*** Opening DOCUMENT PASSAGE ***

The engine block and oil pan have really nice molded details. I added some dirt using AquaLine Brown Mud. IMHO, there isn't enough dirt. I'll add some more later. This is a large engine. Note the comparison with a 1/24 scale V8.

 

Your comments and questions are always welcome.

  • Member since
    March 2015
  • From: Close to Chicago
Posted by JohnnyK on Monday, October 25, 2021 10:33 AM

Tanker-Builder

Hmmmm;

 Kin I say with all good intent-AWESOME !! ?

 

Yep, the detailing on 1/12 scale kits is awesome.

Your comments and questions are always welcome.

  • Member since
    October 2019
  • From: New Braunfels, Texas
Posted by Tanker-Builder on Sunday, October 24, 2021 7:42 AM

Hmmmm;

 Kin I say with all good intent-AWESOME !! ?

  • Member since
    July 2008
  • From: Albany, NY
Posted by jeffpez on Saturday, October 23, 2021 11:56 AM

Interesting about the mold release. I built the kit last summer and the parts were totally clean. I didn't have to wash anything. I'm really enjoying watching your progress and must say you're doing a great job. 

  • Member since
    March 2015
  • From: Close to Chicago
Posted by JohnnyK on Saturday, October 23, 2021 11:03 AM

I should have mentioned this earlier. The plastic parts are covered in mold release oil. There are actually black splotches of it on some of the parts. First I cleaned the parts using Simple Green. Then I washed the parts in Dawn Dishwashing detergent.

Your comments and questions are always welcome.

  • Member since
    July 2014
  • From: Franklin Wi
Posted by Bakster on Friday, October 22, 2021 8:32 PM

This kit is cool. Enjoying it.

  • Member since
    November 2018
Posted by oldermodelguy on Friday, October 22, 2021 3:32 PM

I like it ( of course I do it's within my era range of builds) !

*** Closing DOCUMENT PASSAGE ***

■ **REQUIREMENT A**: Condense the paragraph of the forum thread that begins "I should have mentioned this earlier" into a short bulleted list, keeping its main facts.
■ **REQUIREMENT B**: Copy the stretch of the forum thread from "Interesting about the" through "a great job.", changing "last summer" to "last winter".

*** Opening RAW DATA ***

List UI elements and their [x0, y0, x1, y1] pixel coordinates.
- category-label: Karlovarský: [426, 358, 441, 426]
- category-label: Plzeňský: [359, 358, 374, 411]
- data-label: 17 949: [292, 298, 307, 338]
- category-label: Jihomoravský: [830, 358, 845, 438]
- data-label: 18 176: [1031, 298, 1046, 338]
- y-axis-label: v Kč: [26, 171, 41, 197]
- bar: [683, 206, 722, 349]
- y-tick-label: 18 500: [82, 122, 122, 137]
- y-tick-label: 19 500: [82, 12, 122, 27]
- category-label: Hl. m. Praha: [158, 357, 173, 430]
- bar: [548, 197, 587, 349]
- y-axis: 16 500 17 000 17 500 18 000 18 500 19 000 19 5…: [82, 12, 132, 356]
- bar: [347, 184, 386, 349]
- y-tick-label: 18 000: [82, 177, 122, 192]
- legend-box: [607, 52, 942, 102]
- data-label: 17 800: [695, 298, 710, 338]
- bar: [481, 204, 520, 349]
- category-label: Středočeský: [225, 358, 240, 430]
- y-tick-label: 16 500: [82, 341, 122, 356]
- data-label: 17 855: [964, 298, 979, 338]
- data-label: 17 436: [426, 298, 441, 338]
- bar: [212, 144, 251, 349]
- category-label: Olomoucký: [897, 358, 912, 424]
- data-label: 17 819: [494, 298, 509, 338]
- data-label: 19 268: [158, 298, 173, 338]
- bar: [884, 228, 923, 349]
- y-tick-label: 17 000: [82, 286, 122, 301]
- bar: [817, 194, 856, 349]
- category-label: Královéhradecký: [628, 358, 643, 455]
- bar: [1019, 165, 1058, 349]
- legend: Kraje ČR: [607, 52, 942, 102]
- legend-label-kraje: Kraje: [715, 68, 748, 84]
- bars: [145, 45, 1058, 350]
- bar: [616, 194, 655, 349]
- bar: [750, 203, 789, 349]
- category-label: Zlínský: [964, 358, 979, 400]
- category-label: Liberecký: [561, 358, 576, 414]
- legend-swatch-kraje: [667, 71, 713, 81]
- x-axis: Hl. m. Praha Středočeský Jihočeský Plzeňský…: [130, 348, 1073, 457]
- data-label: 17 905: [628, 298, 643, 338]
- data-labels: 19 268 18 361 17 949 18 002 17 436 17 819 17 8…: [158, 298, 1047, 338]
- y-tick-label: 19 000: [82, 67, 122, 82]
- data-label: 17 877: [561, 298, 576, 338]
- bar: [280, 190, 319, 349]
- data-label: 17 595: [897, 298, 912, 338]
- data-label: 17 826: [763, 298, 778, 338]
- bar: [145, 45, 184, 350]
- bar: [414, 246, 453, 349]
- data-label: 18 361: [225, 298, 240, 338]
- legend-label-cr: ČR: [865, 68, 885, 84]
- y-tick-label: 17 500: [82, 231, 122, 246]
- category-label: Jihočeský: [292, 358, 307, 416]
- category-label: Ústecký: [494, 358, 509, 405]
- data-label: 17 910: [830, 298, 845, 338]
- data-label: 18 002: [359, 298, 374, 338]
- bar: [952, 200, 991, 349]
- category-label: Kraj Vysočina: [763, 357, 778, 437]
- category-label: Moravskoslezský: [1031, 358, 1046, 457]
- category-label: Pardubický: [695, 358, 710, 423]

*** Closing RAW DATA ***

■ **EXERCISE RESPONSE A**:
- The plastic parts are coated in mold release oil, with black splotches of it on some parts.
- The parts were first cleaned with Simple Green.
- They were then washed in Dawn Dishwashing detergent.

■ **EXERCISE RESPONSE B**:
Interesting about the mold release. I built the kit last winter and the parts were totally clean. I didn't have to wash anything. I'm really enjoying watching your progress and must say you're doing a great job.